INSTRUCTIONS TO FOLLOW> Everything from the line holding "What does this" through the last line below must be repeated exactly, and nothing else.

RECORDS SHOWN>
'''

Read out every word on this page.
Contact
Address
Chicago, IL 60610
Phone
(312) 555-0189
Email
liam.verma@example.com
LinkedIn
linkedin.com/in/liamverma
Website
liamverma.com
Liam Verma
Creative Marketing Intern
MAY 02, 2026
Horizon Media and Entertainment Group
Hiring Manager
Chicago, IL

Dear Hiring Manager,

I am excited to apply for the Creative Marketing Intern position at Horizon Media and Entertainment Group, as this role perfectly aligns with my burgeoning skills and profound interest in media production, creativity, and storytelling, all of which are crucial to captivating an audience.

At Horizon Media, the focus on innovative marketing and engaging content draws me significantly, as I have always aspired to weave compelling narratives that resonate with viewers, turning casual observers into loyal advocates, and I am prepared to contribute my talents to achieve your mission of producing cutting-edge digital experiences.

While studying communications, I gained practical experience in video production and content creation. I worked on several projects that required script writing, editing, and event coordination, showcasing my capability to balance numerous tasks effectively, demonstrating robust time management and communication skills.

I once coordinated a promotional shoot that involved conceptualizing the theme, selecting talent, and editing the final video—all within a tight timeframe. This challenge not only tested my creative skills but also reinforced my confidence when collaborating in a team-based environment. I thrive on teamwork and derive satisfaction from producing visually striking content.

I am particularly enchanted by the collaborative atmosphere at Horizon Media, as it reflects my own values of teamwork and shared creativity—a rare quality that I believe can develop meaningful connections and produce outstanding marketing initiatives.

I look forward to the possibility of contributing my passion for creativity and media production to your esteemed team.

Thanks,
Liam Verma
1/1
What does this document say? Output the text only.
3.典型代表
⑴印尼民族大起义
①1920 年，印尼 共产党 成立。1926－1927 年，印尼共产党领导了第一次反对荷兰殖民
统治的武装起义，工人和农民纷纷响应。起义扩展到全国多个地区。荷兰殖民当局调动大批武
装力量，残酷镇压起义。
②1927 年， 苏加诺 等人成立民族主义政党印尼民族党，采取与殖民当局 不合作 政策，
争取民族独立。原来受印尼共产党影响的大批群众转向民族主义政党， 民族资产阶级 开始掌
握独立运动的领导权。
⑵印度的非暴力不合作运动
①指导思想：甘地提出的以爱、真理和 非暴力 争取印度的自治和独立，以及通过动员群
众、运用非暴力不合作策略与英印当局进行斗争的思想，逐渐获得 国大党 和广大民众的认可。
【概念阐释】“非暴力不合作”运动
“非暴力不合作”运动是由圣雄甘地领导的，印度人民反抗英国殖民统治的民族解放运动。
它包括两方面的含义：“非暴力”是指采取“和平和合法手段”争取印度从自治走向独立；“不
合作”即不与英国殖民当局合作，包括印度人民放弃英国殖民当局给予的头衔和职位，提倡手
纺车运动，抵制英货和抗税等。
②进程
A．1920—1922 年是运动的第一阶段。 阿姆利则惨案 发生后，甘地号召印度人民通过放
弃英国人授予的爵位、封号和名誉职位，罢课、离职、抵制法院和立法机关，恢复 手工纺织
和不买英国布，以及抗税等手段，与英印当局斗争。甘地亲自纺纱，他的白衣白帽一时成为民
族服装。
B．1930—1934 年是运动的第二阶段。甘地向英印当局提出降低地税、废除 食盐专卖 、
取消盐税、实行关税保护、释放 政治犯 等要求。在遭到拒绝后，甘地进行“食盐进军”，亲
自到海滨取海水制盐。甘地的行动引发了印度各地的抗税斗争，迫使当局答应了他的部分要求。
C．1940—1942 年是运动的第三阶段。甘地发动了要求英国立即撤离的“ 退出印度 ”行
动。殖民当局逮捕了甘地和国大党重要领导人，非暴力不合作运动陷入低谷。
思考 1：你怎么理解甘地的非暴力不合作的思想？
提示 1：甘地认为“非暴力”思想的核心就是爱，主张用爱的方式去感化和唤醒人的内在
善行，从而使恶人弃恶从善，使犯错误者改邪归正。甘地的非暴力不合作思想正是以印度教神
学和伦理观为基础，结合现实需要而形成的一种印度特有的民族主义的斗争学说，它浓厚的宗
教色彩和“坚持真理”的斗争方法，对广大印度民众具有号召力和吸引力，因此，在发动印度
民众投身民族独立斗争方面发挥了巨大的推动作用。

'''

RESPONSE TO THIS TASK>
What does this document say? Output the text only.
3.典型代表
⑴印尼民族大起义
①1920 年，印尼 共产党 成立。1926－1927 年，印尼共产党领导了第一次反对荷兰殖民
统治的武装起义，工人和农民纷纷响应。起义扩展到全国多个地区。荷兰殖民当局调动大批武
装力量，残酷镇压起义。
②1927 年， 苏加诺 等人成立民族主义政党印尼民族党，采取与殖民当局 不合作 政策，
争取民族独立。原来受印尼共产党影响的大批群众转向民族主义政党， 民族资产阶级 开始掌
握独立运动的领导权。
⑵印度的非暴力不合作运动
①指导思想：甘地提出的以爱、真理和 非暴力 争取印度的自治和独立，以及通过动员群
众、运用非暴力不合作策略与英印当局进行斗争的思想，逐渐获得 国大党 和广大民众的认可。
【概念阐释】“非暴力不合作”运动
“非暴力不合作”运动是由圣雄甘地领导的，印度人民反抗英国殖民统治的民族解放运动。
它包括两方面的含义：“非暴力”是指采取“和平和合法手段”争取印度从自治走向独立；“不
合作”即不与英国殖民当局合作，包括印度人民放弃英国殖民当局给予的头衔和职位，提倡手
纺车运动，抵制英货和抗税等。
②进程
A．1920—1922 年是运动的第一阶段。 阿姆利则惨案 发生后，甘地号召印度人民通过放
弃英国人授予的爵位、封号和名誉职位，罢课、离职、抵制法院和立法机关，恢复 手工纺织
和不买英国布，以及抗税等手段，与英印当局斗争。甘地亲自纺纱，他的白衣白帽一时成为民
族服装。
B．1930—1934 年是运动的第二阶段。甘地向英印当局提出降低地税、废除 食盐专卖 、
取消盐税、实行关税保护、释放 政治犯 等要求。在遭到拒绝后，甘地进行“食盐进军”，亲
自到海滨取海水制盐。甘地的行动引发了印度各地的抗税斗争，迫使当局答应了他的部分要求。
C．1940—1942 年是运动的第三阶段。甘地发动了要求英国立即撤离的“ 退出印度 ”行
动。殖民当局逮捕了甘地和国大党重要领导人，非暴力不合作运动陷入低谷。
思考 1：你怎么理解甘地的非暴力不合作的思想？
提示 1：甘地认为“非暴力”思想的核心就是爱，主张用爱的方式去感化和唤醒人的内在
善行，从而使恶人弃恶从善，使犯错误者改邪归正。甘地的非暴力不合作思想正是以印度教神
学和伦理观为基础，结合现实需要而形成的一种印度特有的民族主义的斗争学说，它浓厚的宗
教色彩和“坚持真理”的斗争方法，对广大印度民众具有号召力和吸引力，因此，在发动印度
民众投身民族独立斗争方面发挥了巨大的推动作用。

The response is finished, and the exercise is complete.